* **WORKING DATA**:

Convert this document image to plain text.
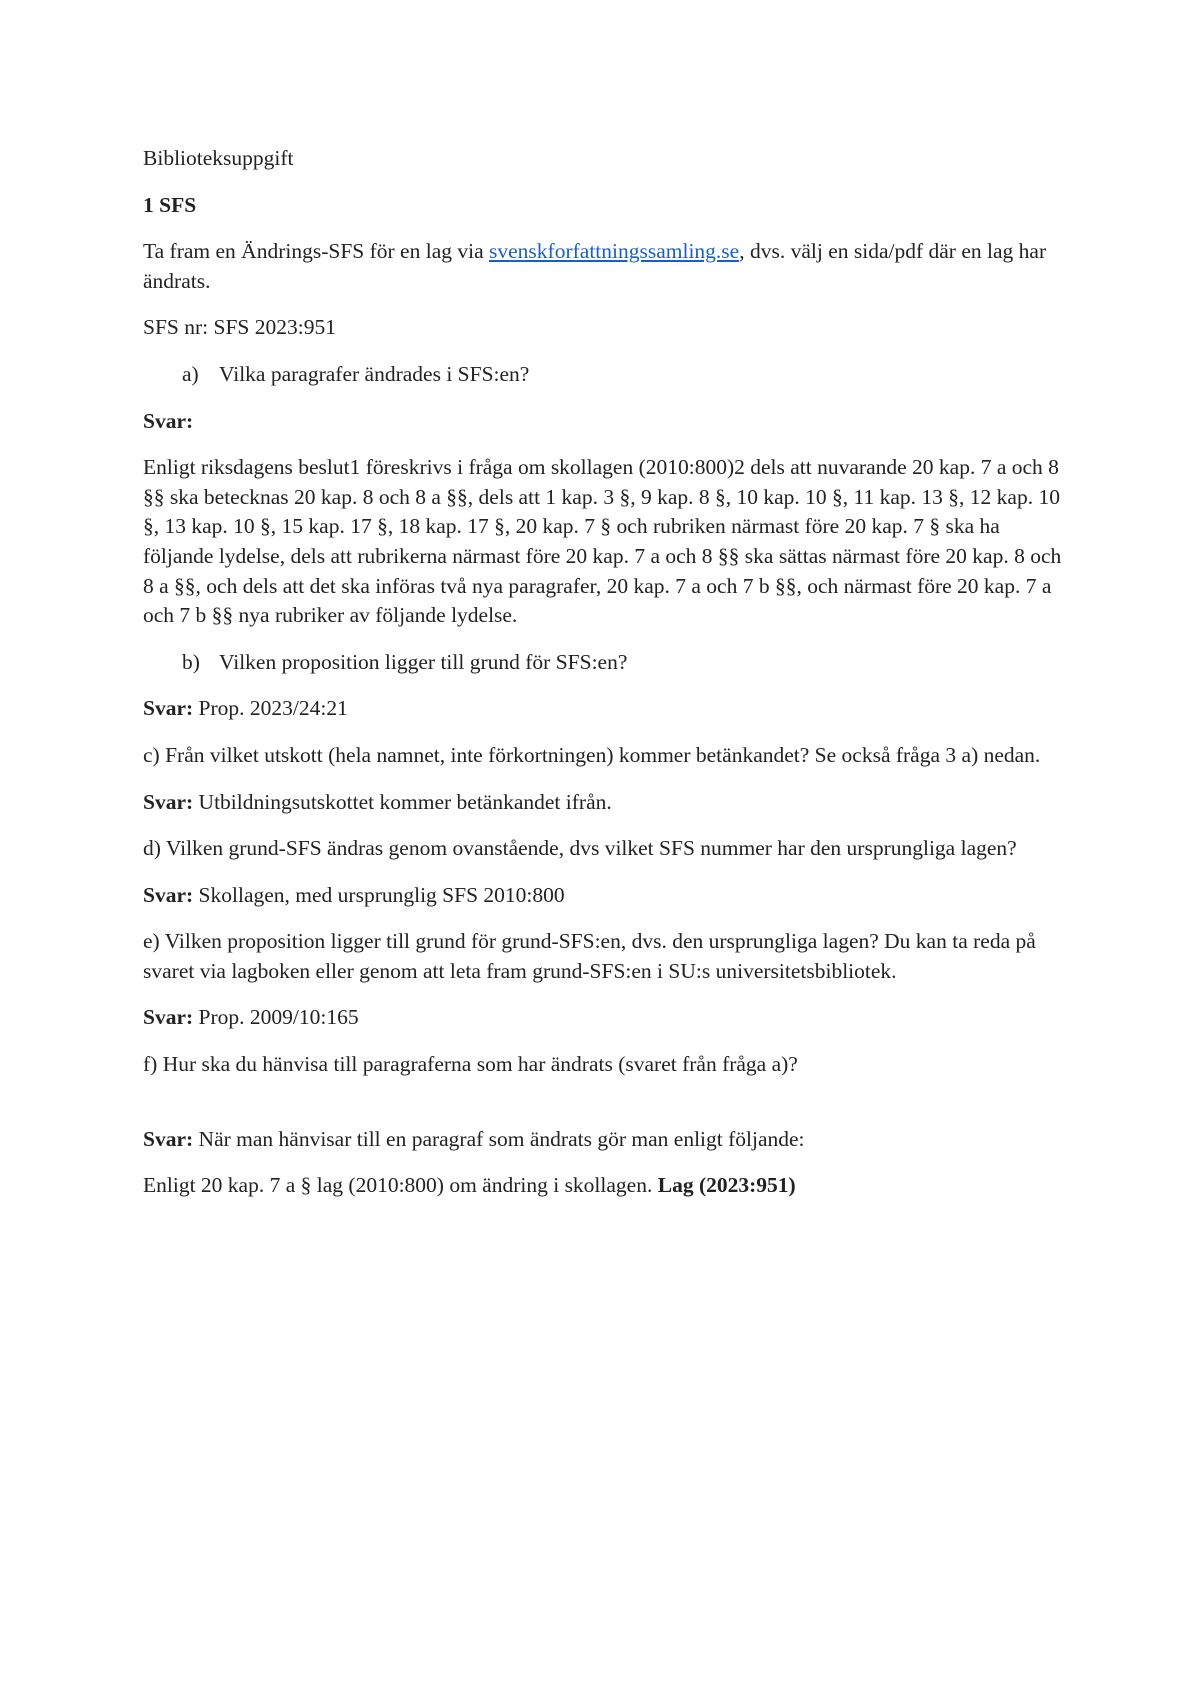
Biblioteksuppgift

1 SFS

Ta fram en Ändrings-SFS för en lag via svenskforfattningssamling.se, dvs. välj en sida/pdf där en lag har ändrats.

SFS nr: SFS 2023:951

a) Vilka paragrafer ändrades i SFS:en?

Svar:

Enligt riksdagens beslut1 föreskrivs i fråga om skollagen (2010:800)2 dels att nuvarande 20 kap. 7 a och 8 §§ ska betecknas 20 kap. 8 och 8 a §§, dels att 1 kap. 3 §, 9 kap. 8 §, 10 kap. 10 §, 11 kap. 13 §, 12 kap. 10 §, 13 kap. 10 §, 15 kap. 17 §, 18 kap. 17 §, 20 kap. 7 § och rubriken närmast före 20 kap. 7 § ska ha följande lydelse, dels att rubrikerna närmast före 20 kap. 7 a och 8 §§ ska sättas närmast före 20 kap. 8 och 8 a §§, och dels att det ska införas två nya paragrafer, 20 kap. 7 a och 7 b §§, och närmast före 20 kap. 7 a och 7 b §§ nya rubriker av följande lydelse.

b) Vilken proposition ligger till grund för SFS:en?

Svar: Prop. 2023/24:21

c) Från vilket utskott (hela namnet, inte förkortningen) kommer betänkandet? Se också fråga 3 a) nedan.

Svar: Utbildningsutskottet kommer betänkandet ifrån.

d) Vilken grund-SFS ändras genom ovanstående, dvs vilket SFS nummer har den ursprungliga lagen?

Svar: Skollagen, med ursprunglig SFS 2010:800

e) Vilken proposition ligger till grund för grund-SFS:en, dvs. den ursprungliga lagen? Du kan ta reda på svaret via lagboken eller genom att leta fram grund-SFS:en i SU:s universitetsbibliotek.

Svar: Prop. 2009/10:165

f) Hur ska du hänvisa till paragraferna som har ändrats (svaret från fråga a)?

Svar: När man hänvisar till en paragraf som ändrats gör man enligt följande:

Enligt 20 kap. 7 a § lag (2010:800) om ändring i skollagen. Lag (2023:951)
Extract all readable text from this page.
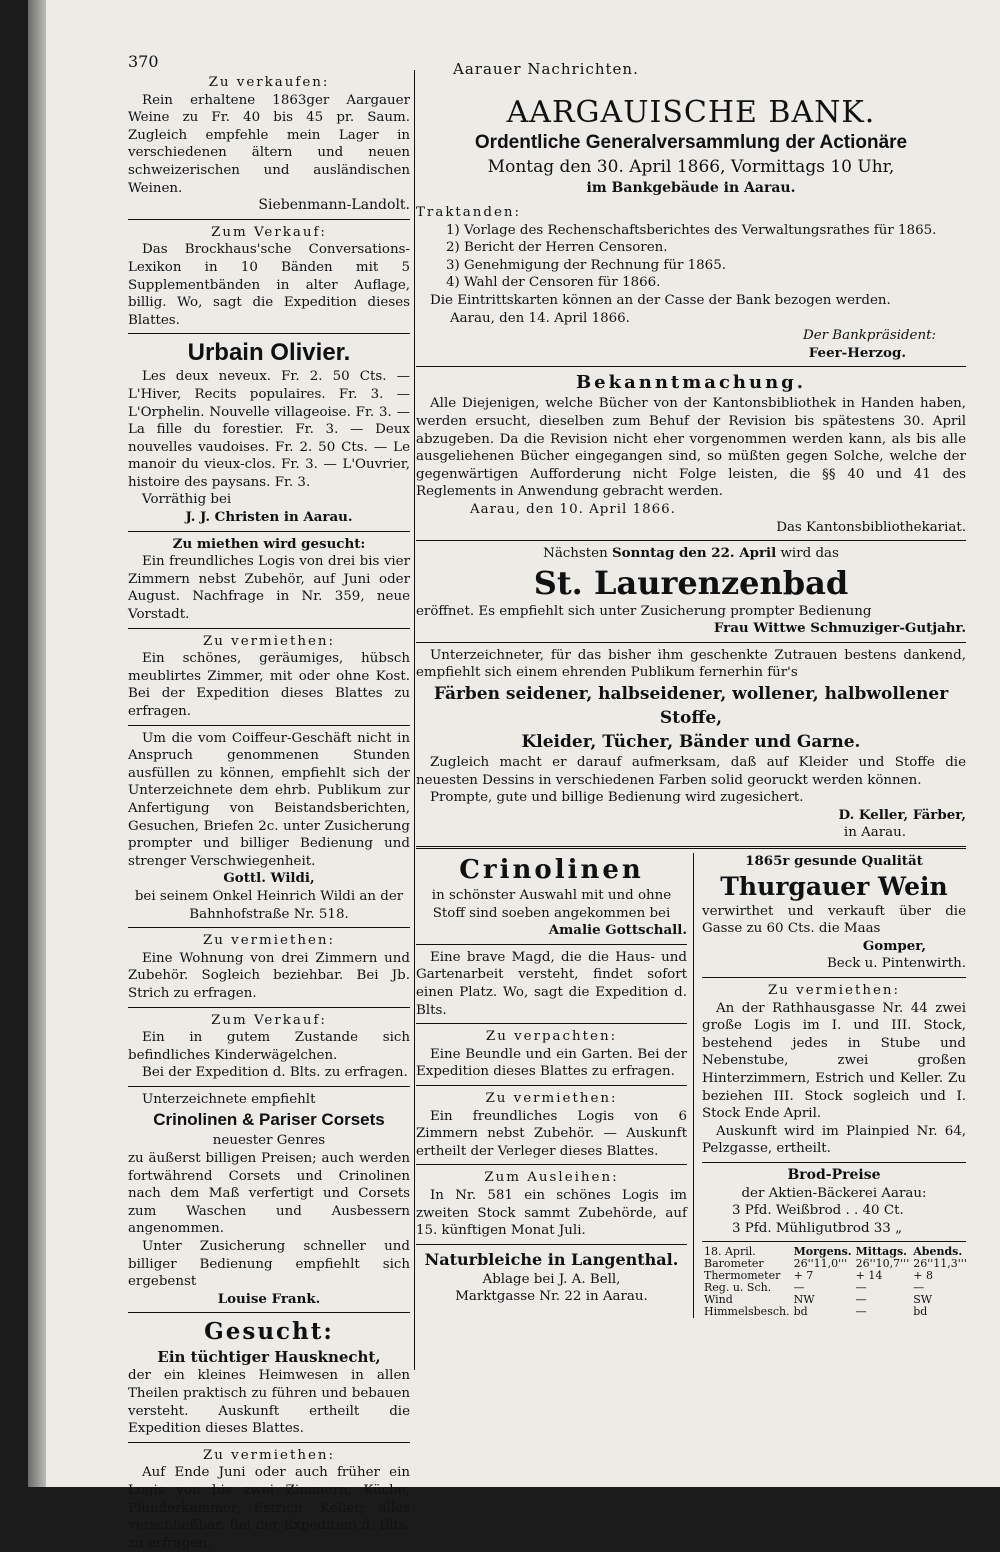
370	Aarauer Nachrichten.

Zu verkaufen:

Rein erhaltene 1863ger Aargauer Weine zu Fr. 40 bis 45 pr. Saum. Zugleich empfehle mein Lager in verschiedenen ältern und neuen schweizerischen und ausländischen Weinen.

Siebenmann-Landolt.

Zum Verkauf:

Das Brockhaus'sche Conversations-Lexikon in 10 Bänden mit 5 Supplementbänden in alter Auflage, billig. Wo, sagt die Expedition dieses Blattes.

Urbain Olivier.

Les deux neveux. Fr. 2. 50 Cts. — L'Hiver, Recits populaires. Fr. 3. — L'Orphelin. Nouvelle villageoise. Fr. 3. — La fille du forestier. Fr. 3. — Deux nouvelles vaudoises. Fr. 2. 50 Cts. — Le manoir du vieux-clos. Fr. 3. — L'Ouvrier, histoire des paysans. Fr. 3.

Vorräthig bei

J. J. Christen in Aarau.

Zu miethen wird gesucht:

Ein freundliches Logis von drei bis vier Zimmern nebst Zubehör, auf Juni oder August. Nachfrage in Nr. 359, neue Vorstadt.

Zu vermiethen:

Ein schönes, geräumiges, hübsch meublirtes Zimmer, mit oder ohne Kost. Bei der Expedition dieses Blattes zu erfragen.

Um die vom Coiffeur-Geschäft nicht in Anspruch genommenen Stunden ausfüllen zu können, empfiehlt sich der Unterzeichnete dem ehrb. Publikum zur Anfertigung von Beistandsberichten, Gesuchen, Briefen 2c. unter Zusicherung prompter und billiger Bedienung und strenger Verschwiegenheit.

Gottl. Wildi,

bei seinem Onkel Heinrich Wildi an der Bahnhofstraße Nr. 518.

Zu vermiethen:

Eine Wohnung von drei Zimmern und Zubehör. Sogleich beziehbar. Bei Jb. Strich zu erfragen.

Zum Verkauf:

Ein in gutem Zustande sich befindliches Kinderwägelchen.

Bei der Expedition d. Blts. zu erfragen.

Unterzeichnete empfiehlt

Crinolinen & Pariser Corsets

neuester Genres

zu äußerst billigen Preisen; auch werden fortwährend Corsets und Crinolinen nach dem Maß verfertigt und Corsets zum Waschen und Ausbessern angenommen.

Unter Zusicherung schneller und billiger Bedienung empfiehlt sich ergebenst

Louise Frank.

Gesucht:

Ein tüchtiger Hausknecht,

der ein kleines Heimwesen in allen Theilen praktisch zu führen und bebauen versteht. Auskunft ertheilt die Expedition dieses Blattes.

Zu vermiethen:

Auf Ende Juni oder auch früher ein Logis von bis zwei Zimmern, Küche, Plunderkammer, Estrich, Keller; alles verschließbar. Bei der Expedition d. Blts. zu erfragen.

AARGAUISCHE BANK.

Ordentliche Generalversammlung der Actionäre

Montag den 30. April 1866, Vormittags 10 Uhr,

im Bankgebäude in Aarau.

Traktanden:

1) Vorlage des Rechenschaftsberichtes des Verwaltungsrathes für 1865.

2) Bericht der Herren Censoren.

3) Genehmigung der Rechnung für 1865.

4) Wahl der Censoren für 1866.

Die Eintrittskarten können an der Casse der Bank bezogen werden.

Aarau, den 14. April 1866.

Der Bankpräsident:

Feer-Herzog.

Bekanntmachung.

Alle Diejenigen, welche Bücher von der Kantonsbibliothek in Handen haben, werden ersucht, dieselben zum Behuf der Revision bis spätestens 30. April abzugeben. Da die Revision nicht eher vorgenommen werden kann, als bis alle ausgeliehenen Bücher eingegangen sind, so müßten gegen Solche, welche der gegenwärtigen Aufforderung nicht Folge leisten, die §§ 40 und 41 des Reglements in Anwendung gebracht werden.

Aarau, den 10. April 1866.

Das Kantonsbibliothekariat.

Nächsten Sonntag den 22. April wird das

St. Laurenzenbad

eröffnet. Es empfiehlt sich unter Zusicherung prompter Bedienung

Frau Wittwe Schmuziger-Gutjahr.

Unterzeichneter, für das bisher ihm geschenkte Zutrauen bestens dankend, empfiehlt sich einem ehrenden Publikum fernerhin für's

Färben seidener, halbseidener, wollener, halbwollener Stoffe,

Kleider, Tücher, Bänder und Garne.

Zugleich macht er darauf aufmerksam, daß auf Kleider und Stoffe die neuesten Dessins in verschiedenen Farben solid georuckt werden können.

Prompte, gute und billige Bedienung wird zugesichert.

D. Keller, Färber,

in Aarau.

Crinolinen

in schönster Auswahl mit und ohne Stoff sind soeben angekommen bei

Amalie Gottschall.

Eine brave Magd, die die Haus- und Gartenarbeit versteht, findet sofort einen Platz. Wo, sagt die Expedition d. Blts.

Zu verpachten:

Eine Beundle und ein Garten. Bei der Expedition dieses Blattes zu erfragen.

Zu vermiethen:

Ein freundliches Logis von 6 Zimmern nebst Zubehör. — Auskunft ertheilt der Verleger dieses Blattes.

Zum Ausleihen:

In Nr. 581 ein schönes Logis im zweiten Stock sammt Zubehörde, auf 15. künftigen Monat Juli.

Naturbleiche in Langenthal.

Ablage bei J. A. Bell,

Marktgasse Nr. 22 in Aarau.

1865r gesunde Qualität

Thurgauer Wein

verwirthet und verkauft über die Gasse zu 60 Cts. die Maas

Gomper,

Beck u. Pintenwirth.

Zu vermiethen:

An der Rathhausgasse Nr. 44 zwei große Logis im I. und III. Stock, bestehend jedes in Stube und Nebenstube, zwei großen Hinterzimmern, Estrich und Keller. Zu beziehen III. Stock sogleich und I. Stock Ende April.

Auskunft wird im Plainpied Nr. 64, Pelzgasse, ertheilt.

Brod-Preise

der Aktien-Bäckerei Aarau:

3 Pfd. Weißbrod . . 40 Ct.

3 Pfd. Mühligutbrod 33 „

18. April.	Morgens.	Mittags.	Abends.
Barometer	26''11,0'''	26''10,7'''	26''11,3'''
Thermometer	+ 7	+ 14	+ 8
Reg. u. Sch.	—	—	—
Wind	NW	—	SW
Himmelsbesch.	bd	—	bd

* **BRIEF**: State how many lines of the entries contain the word "freundliches". Nothing besides the number belongs in the reply.

* **SOLVED EXERCISE**: 2